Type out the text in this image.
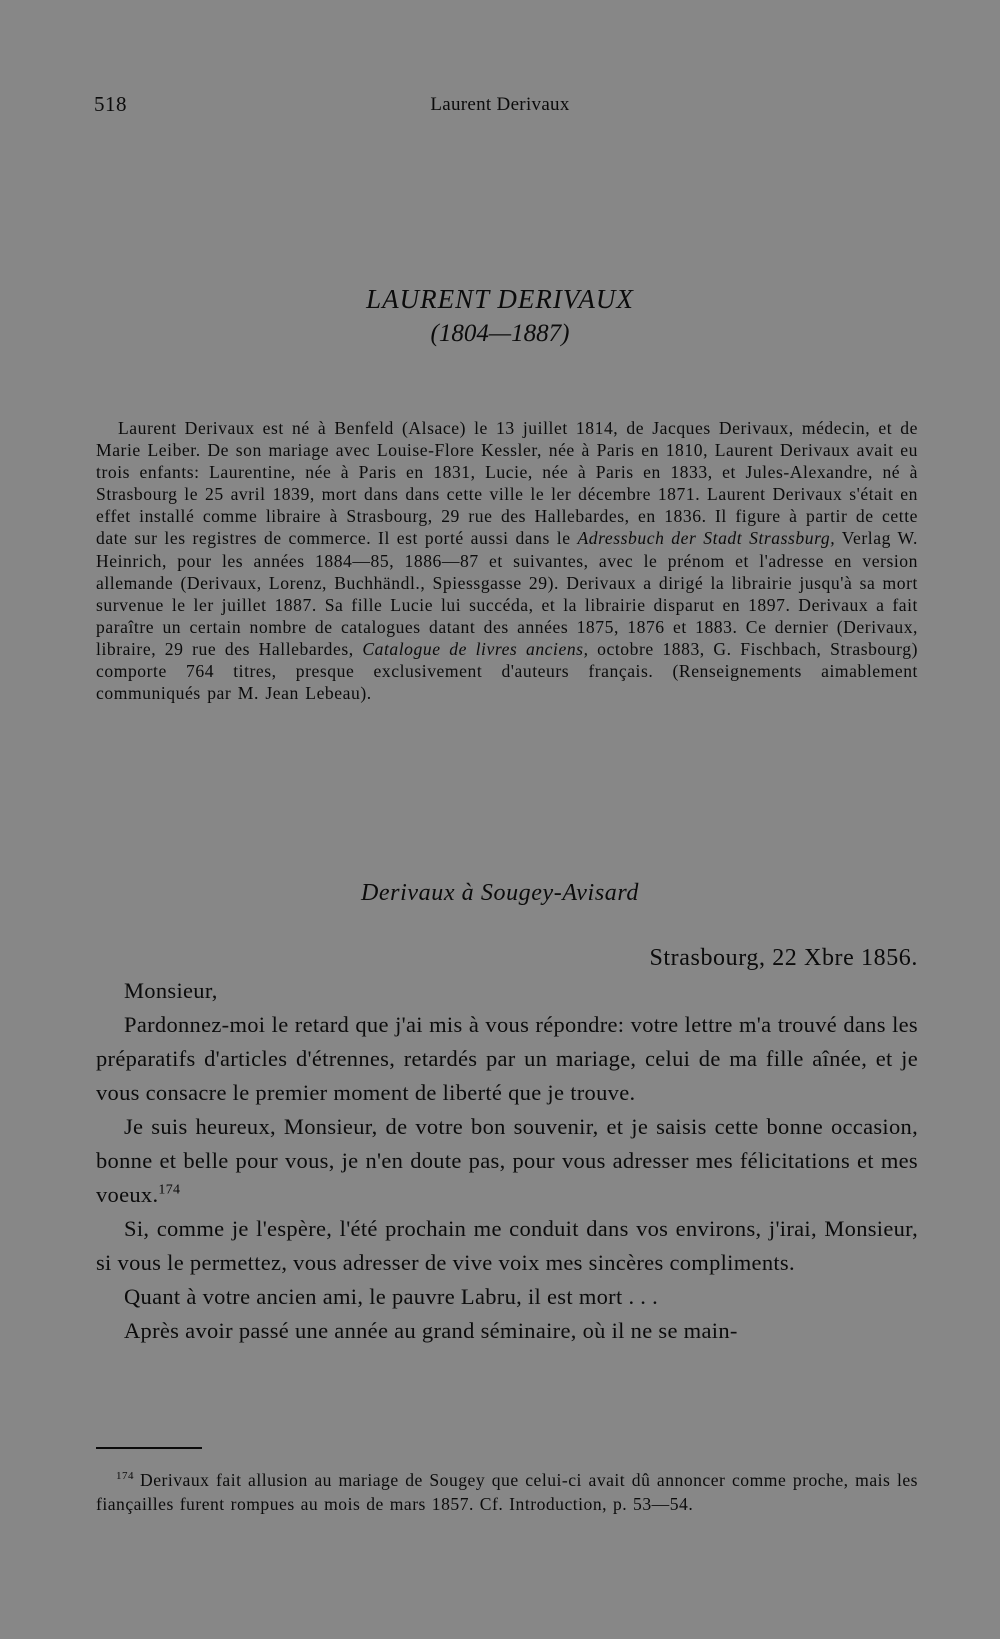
518	Laurent Derivaux
LAURENT DERIVAUX
(1804—1887)

Laurent Derivaux est né à Benfeld (Alsace) le 13 juillet 1814, de Jacques Derivaux, médecin, et de Marie Leiber. De son mariage avec Louise-Flore Kessler, née à Paris en 1810, Laurent Derivaux avait eu trois enfants: Laurentine, née à Paris en 1831, Lucie, née à Paris en 1833, et Jules-Alexandre, né à Strasbourg le 25 avril 1839, mort dans dans cette ville le ler décembre 1871. Laurent Derivaux s'était en effet installé comme libraire à Strasbourg, 29 rue des Hallebardes, en 1836. Il figure à partir de cette date sur les registres de commerce. Il est porté aussi dans le Adressbuch der Stadt Strassburg, Verlag W. Heinrich, pour les années 1884—85, 1886—87 et suivantes, avec le prénom et l'adresse en version allemande (Derivaux, Lorenz, Buchhändl., Spiessgasse 29). Derivaux a dirigé la librairie jusqu'à sa mort survenue le ler juillet 1887. Sa fille Lucie lui succéda, et la librairie disparut en 1897. Derivaux a fait paraître un certain nombre de catalogues datant des années 1875, 1876 et 1883. Ce dernier (Derivaux, libraire, 29 rue des Hallebardes, Catalogue de livres anciens, octobre 1883, G. Fischbach, Strasbourg) comporte 764 titres, presque exclusivement d'auteurs français. (Renseignements aimablement communiqués par M. Jean Lebeau).

Derivaux à Sougey-Avisard
Strasbourg, 22 Xbre 1856.

Monsieur,

Pardonnez-moi le retard que j'ai mis à vous répondre: votre lettre m'a trouvé dans les préparatifs d'articles d'étrennes, retardés par un mariage, celui de ma fille aînée, et je vous consacre le premier moment de liberté que je trouve.

Je suis heureux, Monsieur, de votre bon souvenir, et je saisis cette bonne occasion, bonne et belle pour vous, je n'en doute pas, pour vous adresser mes félicitations et mes voeux.$^{174}$

Si, comme je l'espère, l'été prochain me conduit dans vos environs, j'irai, Monsieur, si vous le permettez, vous adresser de vive voix mes sincères compliments.

Quant à votre ancien ami, le pauvre Labru, il est mort . . .

Après avoir passé une année au grand séminaire, où il ne se main-

$^{174}$ Derivaux fait allusion au mariage de Sougey que celui-ci avait dû annoncer comme proche, mais les fiançailles furent rompues au mois de mars 1857. Cf. Introduction, p. 53—54.
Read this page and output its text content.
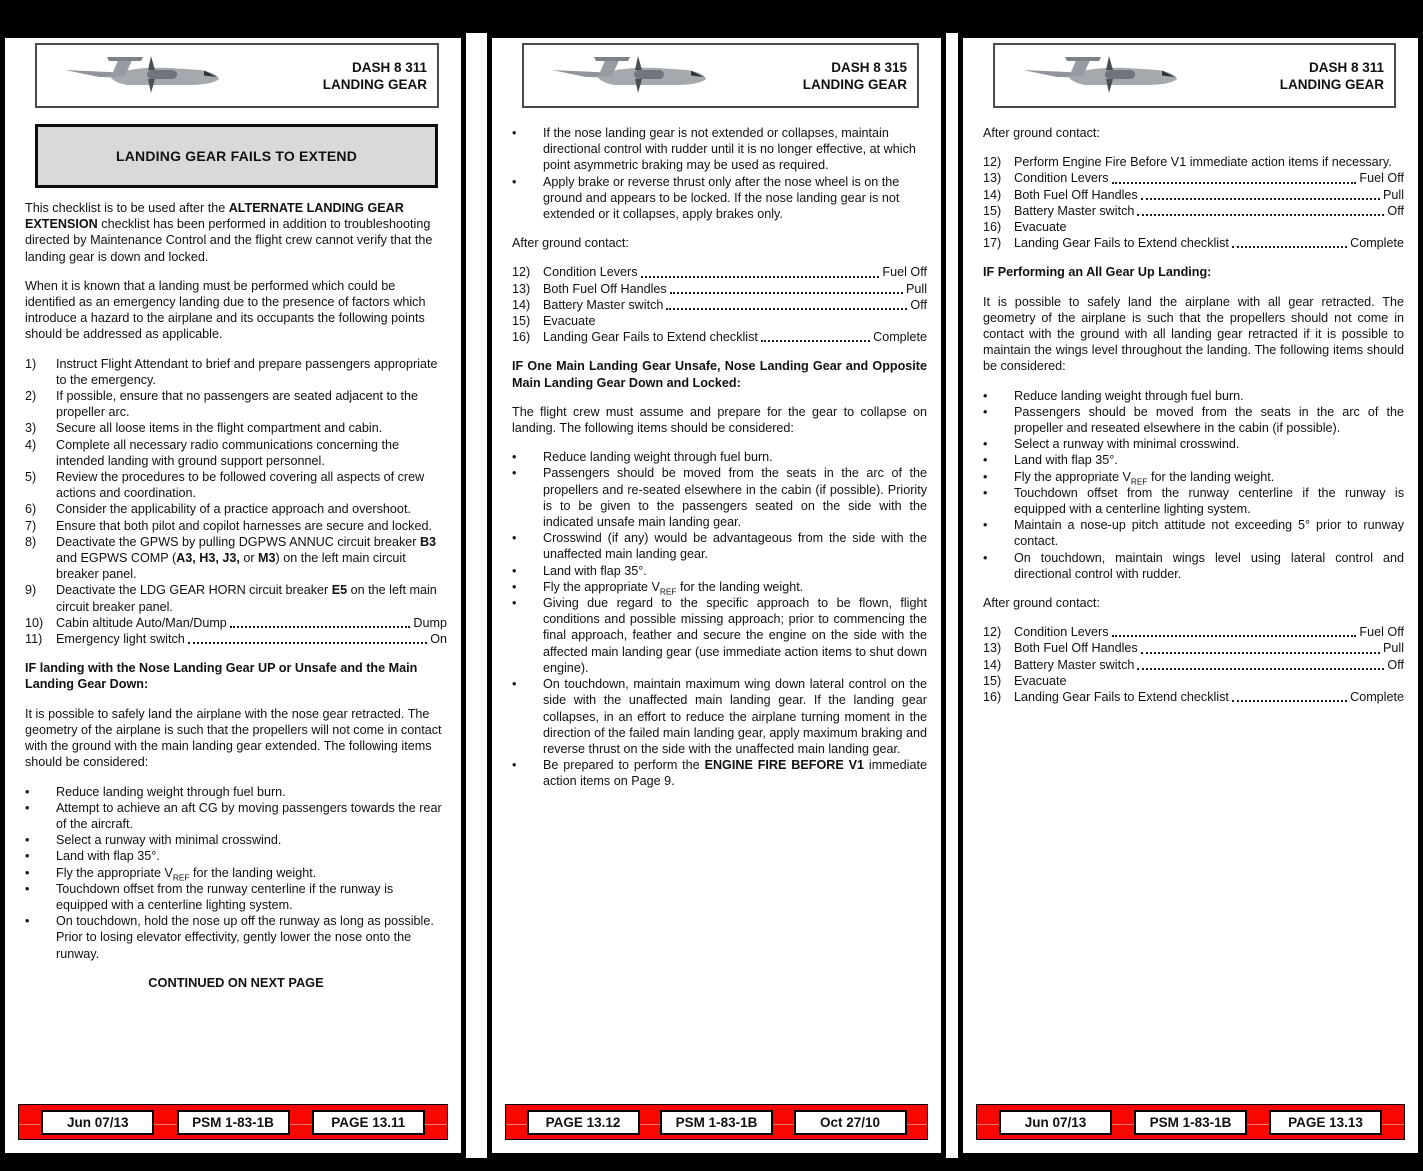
DASH 8 311
LANDING GEAR
LANDING GEAR FAILS TO EXTEND

This checklist is to be used after the ALTERNATE LANDING GEAR EXTENSION checklist has been performed in addition to troubleshooting directed by Maintenance Control and the flight crew cannot verify that the landing gear is down and locked.

When it is known that a landing must be performed which could be identified as an emergency landing due to the presence of factors which introduce a hazard to the airplane and its occupants the following points should be addressed as applicable.

1)	Instruct Flight Attendant to brief and prepare passengers appropriate to the emergency.
2)	If possible, ensure that no passengers are seated adjacent to the propeller arc.
3)	Secure all loose items in the flight compartment and cabin.
4)	Complete all necessary radio communications concerning the intended landing with ground support personnel.
5)	Review the procedures to be followed covering all aspects of crew actions and coordination.
6)	Consider the applicability of a practice approach and overshoot.
7)	Ensure that both pilot and copilot harnesses are secure and locked.
8)	Deactivate the GPWS by pulling DGPWS ANNUC circuit breaker B3 and EGPWS COMP (A3, H3, J3, or M3) on the left main circuit breaker panel.
9)	Deactivate the LDG GEAR HORN circuit breaker E5 on the left main circuit breaker panel.
10)	Cabin altitude Auto/Man/Dump	Dump
11)	Emergency light switch	On
IF landing with the Nose Landing Gear UP or Unsafe and the Main Landing Gear Down:

It is possible to safely land the airplane with the nose gear retracted. The geometry of the airplane is such that the propellers will not come in contact with the ground with the main landing gear extended. The following items should be considered:

•
Reduce landing weight through fuel burn.
•
Attempt to achieve an aft CG by moving passengers towards the rear of the aircraft.
•
Select a runway with minimal crosswind.
•
Land with flap 35°.
•
Fly the appropriate $V_{REF}$ for the landing weight.
•
Touchdown offset from the runway centerline if the runway is equipped with a centerline lighting system.
•
On touchdown, hold the nose up off the runway as long as possible. Prior to losing elevator effectivity, gently lower the nose onto the runway.
CONTINUED ON NEXT PAGE
Jun 07/13	PSM 1-83-1B	PAGE 13.11
DASH 8 315
LANDING GEAR
•
If the nose landing gear is not extended or collapses, maintain directional control with rudder until it is no longer effective, at which point asymmetric braking may be used as required.
•
Apply brake or reverse thrust only after the nose wheel is on the ground and appears to be locked. If the nose landing gear is not extended or it collapses, apply brakes only.

After ground contact:

12)	Condition Levers	Fuel Off
13)	Both Fuel Off Handles	Pull
14)	Battery Master switch	Off
15)	Evacuate
16)	Landing Gear Fails to Extend checklist	Complete
IF One Main Landing Gear Unsafe, Nose Landing Gear and Opposite Main Landing Gear Down and Locked:

The flight crew must assume and prepare for the gear to collapse on landing. The following items should be considered:

•
Reduce landing weight through fuel burn.
•
Passengers should be moved from the seats in the arc of the propellers and re-seated elsewhere in the cabin (if possible). Priority is to be given to the passengers seated on the side with the indicated unsafe main landing gear.
•
Crosswind (if any) would be advantageous from the side with the unaffected main landing gear.
•
Land with flap 35°.
•
Fly the appropriate $V_{REF}$ for the landing weight.
•
Giving due regard to the specific approach to be flown, flight conditions and possible missing approach; prior to commencing the final approach, feather and secure the engine on the side with the affected main landing gear (use immediate action items to shut down engine).
•
On touchdown, maintain maximum wing down lateral control on the side with the unaffected main landing gear. If the landing gear collapses, in an effort to reduce the airplane turning moment in the direction of the failed main landing gear, apply maximum braking and reverse thrust on the side with the unaffected main landing gear.
•
Be prepared to perform the ENGINE FIRE BEFORE V1 immediate action items on Page 9.
PAGE 13.12	PSM 1-83-1B	Oct 27/10
DASH 8 311
LANDING GEAR

After ground contact:

12)	Perform Engine Fire Before V1 immediate action items if necessary.
13)	Condition Levers	Fuel Off
14)	Both Fuel Off Handles	Pull
15)	Battery Master switch	Off
16)	Evacuate
17)	Landing Gear Fails to Extend checklist	Complete
IF Performing an All Gear Up Landing:

It is possible to safely land the airplane with all gear retracted. The geometry of the airplane is such that the propellers should not come in contact with the ground with all landing gear retracted if it is possible to maintain the wings level throughout the landing. The following items should be considered:

•
Reduce landing weight through fuel burn.
•
Passengers should be moved from the seats in the arc of the propeller and reseated elsewhere in the cabin (if possible).
•
Select a runway with minimal crosswind.
•
Land with flap 35°.
•
Fly the appropriate $V_{REF}$ for the landing weight.
•
Touchdown offset from the runway centerline if the runway is equipped with a centerline lighting system.
•
Maintain a nose-up pitch attitude not exceeding 5° prior to runway contact.
•
On touchdown, maintain wings level using lateral control and directional control with rudder.

After ground contact:

12)	Condition Levers	Fuel Off
13)	Both Fuel Off Handles	Pull
14)	Battery Master switch	Off
15)	Evacuate
16)	Landing Gear Fails to Extend checklist	Complete
Jun 07/13	PSM 1-83-1B	PAGE 13.13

------------------------------------------------------------------------

• WHAT TO PRODUCE: In the entries above, identify every line with the string "panel".

• RESPONSE TO THE EXERCISE:
8)	Deactivate the GPWS by pulling DGPWS ANNUC circuit breaker B3 and EGPWS COMP (A3, H3, J3, or M3) on the left main circuit breaker panel.
9)	Deactivate the LDG GEAR HORN circuit breaker E5 on the left main circuit breaker panel.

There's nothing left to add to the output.